• _WRITTEN TASK_:
Repeat, word for word, the line with "What's the underlying" and each one after it to the end. No picture goes into the copy.
··········
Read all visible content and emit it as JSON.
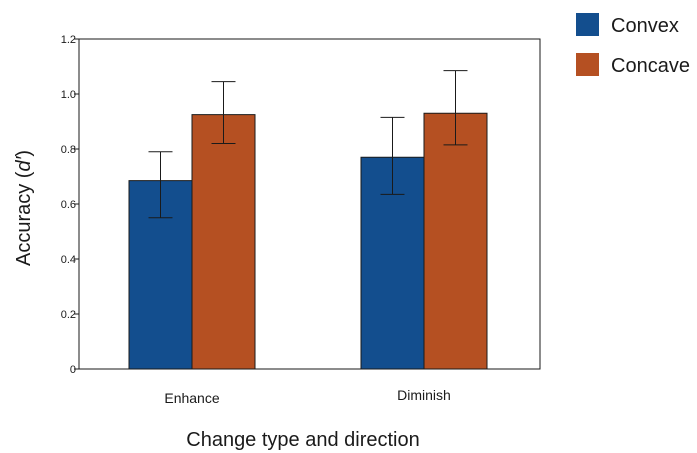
{
  "chart_data": {
    "type": "bar",
    "title": "",
    "xlabel": "Change type and direction",
    "ylabel": "Accuracy (d′)",
    "ylabel_parts": {
      "prefix": "Accuracy (",
      "italic": "d′",
      "suffix": ")"
    },
    "categories": [
      "Enhance",
      "Diminish"
    ],
    "ylim": [
      0,
      1.2
    ],
    "yticks": [
      0,
      0.2,
      0.4,
      0.6,
      0.8,
      1.0,
      1.2
    ],
    "ytick_labels": [
      "0",
      "0.2",
      "0.4",
      "0.6",
      "0.8",
      "1.0",
      "1.2"
    ],
    "grid": false,
    "legend_position": "top-right, outside plot",
    "series": [
      {
        "name": "Convex",
        "color": "#134e8e",
        "values": [
          0.685,
          0.77
        ],
        "err_low": [
          0.55,
          0.635
        ],
        "err_high": [
          0.79,
          0.915
        ]
      },
      {
        "name": "Concave",
        "color": "#b55022",
        "values": [
          0.925,
          0.93
        ],
        "err_low": [
          0.82,
          0.815
        ],
        "err_high": [
          1.045,
          1.085
        ]
      }
    ]
  }
}
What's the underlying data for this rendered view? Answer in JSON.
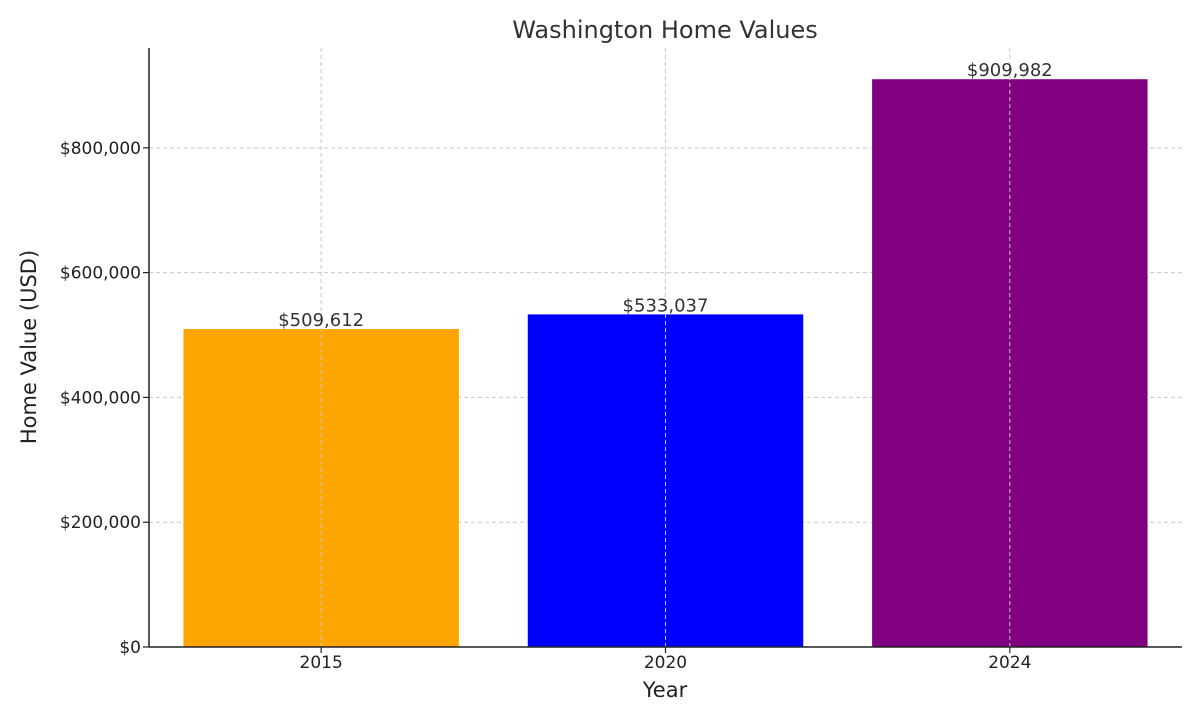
{
  "chart_data": {
    "type": "bar",
    "title": "Washington Home Values",
    "xlabel": "Year",
    "ylabel": "Home Value (USD)",
    "categories": [
      "2015",
      "2020",
      "2024"
    ],
    "values": [
      509612,
      533037,
      909982
    ],
    "value_labels": [
      "$509,612",
      "$533,037",
      "$909,982"
    ],
    "colors": [
      "#FFA500",
      "#0000FF",
      "#800080"
    ],
    "ylim": [
      0,
      960000
    ],
    "yticks": [
      0,
      200000,
      400000,
      600000,
      800000
    ],
    "ytick_labels": [
      "$0",
      "$200,000",
      "$400,000",
      "$600,000",
      "$800,000"
    ],
    "grid": true
  }
}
··········
• _RESPONSE_:
What's the underlying data for this rendered view? Answer in JSON.
{
  "chart_data": {
    "type": "bar",
    "title": "Washington Home Values",
    "xlabel": "Year",
    "ylabel": "Home Value (USD)",
    "categories": [
      "2015",
      "2020",
      "2024"
    ],
    "values": [
      509612,
      533037,
      909982
    ],
    "value_labels": [
      "$509,612",
      "$533,037",
      "$909,982"
    ],
    "colors": [
      "#FFA500",
      "#0000FF",
      "#800080"
    ],
    "ylim": [
      0,
      960000
    ],
    "yticks": [
      0,
      200000,
      400000,
      600000,
      800000
    ],
    "ytick_labels": [
      "$0",
      "$200,000",
      "$400,000",
      "$600,000",
      "$800,000"
    ],
    "grid": true
  }
}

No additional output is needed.